## YOUR GOAL:
Only the lines holding the string "Analysis" are needed. Copy each one.

[Records from a collection of figures]
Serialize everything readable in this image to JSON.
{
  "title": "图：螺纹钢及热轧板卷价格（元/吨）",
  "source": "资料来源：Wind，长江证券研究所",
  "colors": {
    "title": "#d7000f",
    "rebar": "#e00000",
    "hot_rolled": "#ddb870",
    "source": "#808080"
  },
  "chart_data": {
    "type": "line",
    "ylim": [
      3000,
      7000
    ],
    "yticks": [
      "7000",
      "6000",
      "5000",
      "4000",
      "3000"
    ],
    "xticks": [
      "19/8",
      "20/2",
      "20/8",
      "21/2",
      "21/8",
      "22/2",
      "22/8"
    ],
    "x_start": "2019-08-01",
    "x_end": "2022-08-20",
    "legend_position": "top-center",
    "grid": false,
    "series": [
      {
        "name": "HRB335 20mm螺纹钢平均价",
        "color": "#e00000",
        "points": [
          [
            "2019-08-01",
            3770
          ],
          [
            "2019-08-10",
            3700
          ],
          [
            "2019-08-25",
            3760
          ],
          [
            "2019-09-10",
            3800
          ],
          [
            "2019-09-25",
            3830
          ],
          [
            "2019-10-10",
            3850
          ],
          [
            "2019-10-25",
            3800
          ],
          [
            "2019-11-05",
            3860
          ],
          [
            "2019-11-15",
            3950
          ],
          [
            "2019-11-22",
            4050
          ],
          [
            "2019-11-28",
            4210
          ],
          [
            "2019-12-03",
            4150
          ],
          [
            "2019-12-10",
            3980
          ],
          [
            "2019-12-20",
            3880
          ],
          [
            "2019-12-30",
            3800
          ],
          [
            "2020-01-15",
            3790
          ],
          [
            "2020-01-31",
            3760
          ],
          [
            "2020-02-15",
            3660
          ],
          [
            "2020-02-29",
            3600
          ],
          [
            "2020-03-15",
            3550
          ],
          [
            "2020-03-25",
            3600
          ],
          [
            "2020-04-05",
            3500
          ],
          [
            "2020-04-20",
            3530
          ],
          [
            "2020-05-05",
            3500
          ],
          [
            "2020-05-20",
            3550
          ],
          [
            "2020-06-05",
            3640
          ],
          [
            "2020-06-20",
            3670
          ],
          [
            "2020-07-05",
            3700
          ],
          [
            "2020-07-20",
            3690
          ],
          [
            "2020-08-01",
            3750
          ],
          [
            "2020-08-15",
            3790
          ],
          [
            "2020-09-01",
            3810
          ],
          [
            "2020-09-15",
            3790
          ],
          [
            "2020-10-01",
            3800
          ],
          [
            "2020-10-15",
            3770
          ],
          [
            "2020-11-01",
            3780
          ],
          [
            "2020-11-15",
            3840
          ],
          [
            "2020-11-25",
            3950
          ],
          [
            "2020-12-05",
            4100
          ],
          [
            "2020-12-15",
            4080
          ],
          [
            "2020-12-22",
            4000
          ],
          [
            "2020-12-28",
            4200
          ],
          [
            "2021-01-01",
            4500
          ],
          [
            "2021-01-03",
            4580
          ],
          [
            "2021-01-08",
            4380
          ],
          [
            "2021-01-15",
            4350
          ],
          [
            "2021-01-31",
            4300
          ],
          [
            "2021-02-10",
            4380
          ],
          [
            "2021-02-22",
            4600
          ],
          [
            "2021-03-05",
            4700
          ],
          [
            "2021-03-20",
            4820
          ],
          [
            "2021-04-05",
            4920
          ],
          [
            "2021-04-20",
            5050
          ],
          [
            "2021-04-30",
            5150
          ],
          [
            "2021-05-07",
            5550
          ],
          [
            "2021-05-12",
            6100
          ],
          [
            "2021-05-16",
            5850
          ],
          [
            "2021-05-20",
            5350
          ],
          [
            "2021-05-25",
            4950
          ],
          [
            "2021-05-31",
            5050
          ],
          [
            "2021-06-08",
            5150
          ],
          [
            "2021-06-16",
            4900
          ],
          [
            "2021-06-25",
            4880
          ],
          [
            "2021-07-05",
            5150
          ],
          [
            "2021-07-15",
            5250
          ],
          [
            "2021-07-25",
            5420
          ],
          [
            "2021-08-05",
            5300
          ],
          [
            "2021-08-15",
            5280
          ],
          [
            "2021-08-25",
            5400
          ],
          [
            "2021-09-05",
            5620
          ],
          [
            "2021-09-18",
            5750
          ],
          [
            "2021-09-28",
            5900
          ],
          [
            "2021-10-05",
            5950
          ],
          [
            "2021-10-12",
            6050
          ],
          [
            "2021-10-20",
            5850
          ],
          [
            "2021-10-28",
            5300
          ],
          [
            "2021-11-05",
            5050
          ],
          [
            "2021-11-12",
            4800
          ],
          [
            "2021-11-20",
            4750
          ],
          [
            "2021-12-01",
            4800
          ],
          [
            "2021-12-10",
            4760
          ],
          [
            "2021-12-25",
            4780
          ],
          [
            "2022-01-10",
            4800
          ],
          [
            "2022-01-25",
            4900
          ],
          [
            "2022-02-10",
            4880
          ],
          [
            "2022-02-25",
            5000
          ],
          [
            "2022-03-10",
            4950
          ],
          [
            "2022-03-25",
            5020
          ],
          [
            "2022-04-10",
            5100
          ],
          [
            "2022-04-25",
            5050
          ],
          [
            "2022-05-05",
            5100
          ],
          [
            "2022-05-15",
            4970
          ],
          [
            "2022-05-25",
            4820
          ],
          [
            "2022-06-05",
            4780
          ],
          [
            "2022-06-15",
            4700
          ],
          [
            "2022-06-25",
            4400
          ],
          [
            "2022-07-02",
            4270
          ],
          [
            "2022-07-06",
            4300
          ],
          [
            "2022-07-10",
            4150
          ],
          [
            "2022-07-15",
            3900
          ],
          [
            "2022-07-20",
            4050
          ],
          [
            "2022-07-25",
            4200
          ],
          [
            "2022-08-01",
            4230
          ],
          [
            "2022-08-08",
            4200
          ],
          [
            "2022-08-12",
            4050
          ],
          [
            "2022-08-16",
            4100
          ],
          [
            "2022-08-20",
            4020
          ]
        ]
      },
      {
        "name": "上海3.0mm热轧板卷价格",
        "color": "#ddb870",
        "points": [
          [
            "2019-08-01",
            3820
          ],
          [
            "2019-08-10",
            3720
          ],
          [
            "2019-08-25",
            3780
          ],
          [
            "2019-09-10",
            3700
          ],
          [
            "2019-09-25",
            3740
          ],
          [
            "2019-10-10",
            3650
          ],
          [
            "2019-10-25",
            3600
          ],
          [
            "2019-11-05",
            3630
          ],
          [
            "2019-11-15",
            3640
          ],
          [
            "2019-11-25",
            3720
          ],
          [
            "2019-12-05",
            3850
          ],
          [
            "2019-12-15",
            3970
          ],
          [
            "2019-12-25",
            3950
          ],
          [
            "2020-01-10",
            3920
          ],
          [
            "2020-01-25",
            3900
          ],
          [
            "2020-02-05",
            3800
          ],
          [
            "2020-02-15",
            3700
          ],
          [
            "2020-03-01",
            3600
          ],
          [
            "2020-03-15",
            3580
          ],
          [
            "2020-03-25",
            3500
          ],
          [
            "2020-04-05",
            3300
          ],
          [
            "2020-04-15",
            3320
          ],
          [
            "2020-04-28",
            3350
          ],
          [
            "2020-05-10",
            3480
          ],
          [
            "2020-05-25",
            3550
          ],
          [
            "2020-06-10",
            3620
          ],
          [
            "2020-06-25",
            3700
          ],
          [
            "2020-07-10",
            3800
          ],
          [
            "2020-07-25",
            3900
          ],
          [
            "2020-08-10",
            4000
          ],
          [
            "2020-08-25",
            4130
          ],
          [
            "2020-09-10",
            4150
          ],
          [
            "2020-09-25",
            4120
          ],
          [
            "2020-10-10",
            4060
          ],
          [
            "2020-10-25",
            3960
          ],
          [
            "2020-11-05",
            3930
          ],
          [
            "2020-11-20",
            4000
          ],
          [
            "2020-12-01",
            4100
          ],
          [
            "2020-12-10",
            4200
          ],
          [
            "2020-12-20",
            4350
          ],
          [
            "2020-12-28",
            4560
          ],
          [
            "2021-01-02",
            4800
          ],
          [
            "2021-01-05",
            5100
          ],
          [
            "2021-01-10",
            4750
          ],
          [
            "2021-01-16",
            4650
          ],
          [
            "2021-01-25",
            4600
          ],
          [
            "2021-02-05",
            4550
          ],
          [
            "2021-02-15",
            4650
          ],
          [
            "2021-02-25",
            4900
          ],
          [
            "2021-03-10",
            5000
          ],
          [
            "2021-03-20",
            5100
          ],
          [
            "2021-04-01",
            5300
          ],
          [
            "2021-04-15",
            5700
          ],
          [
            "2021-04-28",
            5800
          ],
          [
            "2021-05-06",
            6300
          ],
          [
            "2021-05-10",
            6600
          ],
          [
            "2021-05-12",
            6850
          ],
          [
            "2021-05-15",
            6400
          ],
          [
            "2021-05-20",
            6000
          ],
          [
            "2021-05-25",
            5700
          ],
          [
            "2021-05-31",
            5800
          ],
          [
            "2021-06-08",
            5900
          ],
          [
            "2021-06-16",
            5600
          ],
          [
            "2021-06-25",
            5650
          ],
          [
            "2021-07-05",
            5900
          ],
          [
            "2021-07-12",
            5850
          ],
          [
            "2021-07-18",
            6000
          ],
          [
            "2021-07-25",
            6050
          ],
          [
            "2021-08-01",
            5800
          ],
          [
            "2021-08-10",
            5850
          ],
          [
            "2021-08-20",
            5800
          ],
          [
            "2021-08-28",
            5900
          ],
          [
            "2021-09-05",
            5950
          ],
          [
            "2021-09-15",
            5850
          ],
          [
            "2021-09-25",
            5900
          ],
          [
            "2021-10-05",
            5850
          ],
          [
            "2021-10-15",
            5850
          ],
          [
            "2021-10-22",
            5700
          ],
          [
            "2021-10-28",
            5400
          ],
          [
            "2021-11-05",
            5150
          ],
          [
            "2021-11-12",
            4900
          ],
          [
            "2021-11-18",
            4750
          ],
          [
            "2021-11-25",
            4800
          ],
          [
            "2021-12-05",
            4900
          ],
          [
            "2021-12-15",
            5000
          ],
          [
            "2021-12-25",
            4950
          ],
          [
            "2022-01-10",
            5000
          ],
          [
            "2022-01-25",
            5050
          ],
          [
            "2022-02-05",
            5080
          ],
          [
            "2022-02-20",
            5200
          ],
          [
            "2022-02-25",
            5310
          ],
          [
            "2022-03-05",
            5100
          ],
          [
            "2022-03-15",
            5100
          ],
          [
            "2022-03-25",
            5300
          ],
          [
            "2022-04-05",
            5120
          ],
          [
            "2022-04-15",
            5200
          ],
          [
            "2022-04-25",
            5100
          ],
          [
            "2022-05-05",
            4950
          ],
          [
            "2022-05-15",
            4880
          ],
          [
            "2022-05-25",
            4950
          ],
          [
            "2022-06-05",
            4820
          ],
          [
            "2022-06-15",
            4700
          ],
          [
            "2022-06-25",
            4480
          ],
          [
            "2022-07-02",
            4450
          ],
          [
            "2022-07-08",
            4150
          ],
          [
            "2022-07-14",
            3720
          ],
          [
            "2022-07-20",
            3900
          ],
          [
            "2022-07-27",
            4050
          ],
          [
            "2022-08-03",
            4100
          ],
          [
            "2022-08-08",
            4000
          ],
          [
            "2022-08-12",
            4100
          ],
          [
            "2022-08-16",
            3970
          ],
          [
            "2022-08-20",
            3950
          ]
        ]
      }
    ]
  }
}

...

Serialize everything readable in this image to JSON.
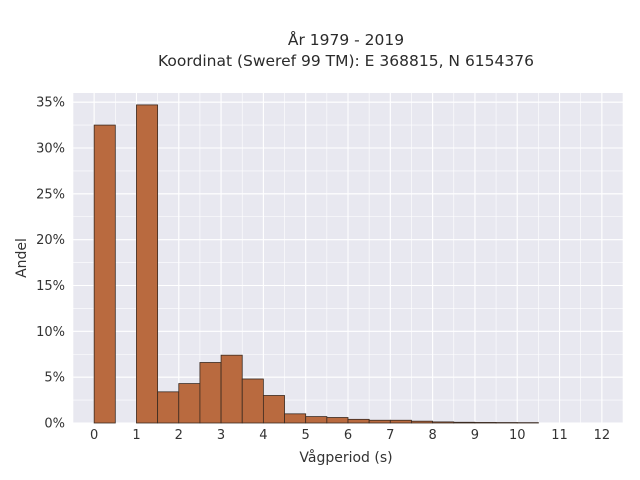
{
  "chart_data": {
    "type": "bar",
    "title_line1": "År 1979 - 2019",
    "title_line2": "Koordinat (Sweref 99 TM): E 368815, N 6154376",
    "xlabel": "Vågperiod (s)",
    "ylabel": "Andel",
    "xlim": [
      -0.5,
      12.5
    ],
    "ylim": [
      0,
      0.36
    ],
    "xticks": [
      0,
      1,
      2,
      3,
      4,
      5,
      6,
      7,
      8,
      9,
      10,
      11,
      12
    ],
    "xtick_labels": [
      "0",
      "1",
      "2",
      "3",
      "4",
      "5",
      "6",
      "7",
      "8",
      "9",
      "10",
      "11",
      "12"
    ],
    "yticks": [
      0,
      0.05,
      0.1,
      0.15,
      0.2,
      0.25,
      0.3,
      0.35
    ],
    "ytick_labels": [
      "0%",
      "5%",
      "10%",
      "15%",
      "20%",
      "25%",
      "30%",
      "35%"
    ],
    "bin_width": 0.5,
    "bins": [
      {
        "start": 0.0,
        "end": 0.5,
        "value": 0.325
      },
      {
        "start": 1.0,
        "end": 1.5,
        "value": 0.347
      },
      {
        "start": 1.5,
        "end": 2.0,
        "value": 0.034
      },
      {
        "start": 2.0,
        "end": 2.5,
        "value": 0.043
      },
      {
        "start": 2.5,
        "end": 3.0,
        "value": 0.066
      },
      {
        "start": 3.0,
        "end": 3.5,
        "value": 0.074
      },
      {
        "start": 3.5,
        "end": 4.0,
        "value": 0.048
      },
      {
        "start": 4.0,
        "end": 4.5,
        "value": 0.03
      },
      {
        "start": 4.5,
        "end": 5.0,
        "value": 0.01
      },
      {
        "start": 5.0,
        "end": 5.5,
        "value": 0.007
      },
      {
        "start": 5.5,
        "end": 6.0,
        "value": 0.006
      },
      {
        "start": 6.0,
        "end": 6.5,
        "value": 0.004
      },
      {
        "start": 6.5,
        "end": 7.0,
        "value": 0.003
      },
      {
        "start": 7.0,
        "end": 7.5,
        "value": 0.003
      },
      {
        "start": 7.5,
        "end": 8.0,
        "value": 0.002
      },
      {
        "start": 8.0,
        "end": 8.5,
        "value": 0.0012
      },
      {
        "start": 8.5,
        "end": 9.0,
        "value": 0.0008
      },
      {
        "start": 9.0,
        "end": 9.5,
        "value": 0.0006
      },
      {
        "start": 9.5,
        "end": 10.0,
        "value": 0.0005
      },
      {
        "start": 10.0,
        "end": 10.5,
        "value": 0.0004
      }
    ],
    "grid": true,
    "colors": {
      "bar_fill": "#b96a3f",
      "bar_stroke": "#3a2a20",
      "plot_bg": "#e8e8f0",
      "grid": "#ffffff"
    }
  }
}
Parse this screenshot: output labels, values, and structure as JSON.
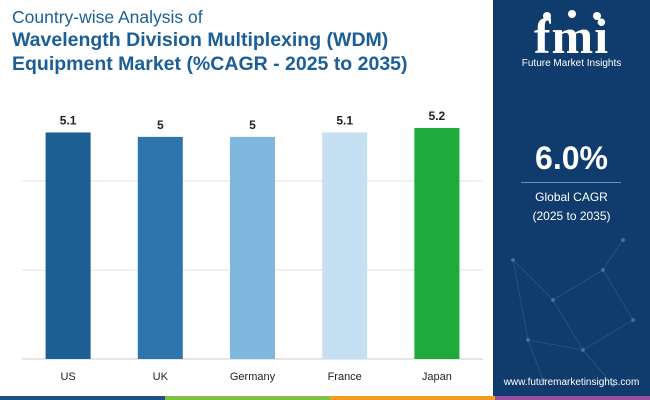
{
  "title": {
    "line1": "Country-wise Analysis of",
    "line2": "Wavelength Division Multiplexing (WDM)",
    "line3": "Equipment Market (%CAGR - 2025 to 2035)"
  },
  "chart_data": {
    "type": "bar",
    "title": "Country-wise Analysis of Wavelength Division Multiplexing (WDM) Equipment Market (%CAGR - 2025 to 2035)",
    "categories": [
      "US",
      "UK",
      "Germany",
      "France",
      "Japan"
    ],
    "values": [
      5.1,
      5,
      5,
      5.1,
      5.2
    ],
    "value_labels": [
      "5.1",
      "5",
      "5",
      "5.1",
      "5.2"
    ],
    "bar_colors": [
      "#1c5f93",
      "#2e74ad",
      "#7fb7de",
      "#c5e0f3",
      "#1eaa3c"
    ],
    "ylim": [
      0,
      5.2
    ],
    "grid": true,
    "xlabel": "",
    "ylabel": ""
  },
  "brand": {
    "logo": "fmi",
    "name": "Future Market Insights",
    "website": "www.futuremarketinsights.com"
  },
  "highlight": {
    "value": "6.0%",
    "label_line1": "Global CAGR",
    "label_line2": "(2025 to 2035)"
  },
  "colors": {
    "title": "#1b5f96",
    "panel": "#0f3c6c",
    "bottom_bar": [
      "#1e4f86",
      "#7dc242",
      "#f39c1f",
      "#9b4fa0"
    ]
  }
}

## EXPECTED OUTPUT:
    "line1": "Country-wise Analysis of",
    "title": "Country-wise Analysis of Wavelength Division Multiplexing (WDM) Equipment Market (%CAGR - 2025 to 2035)",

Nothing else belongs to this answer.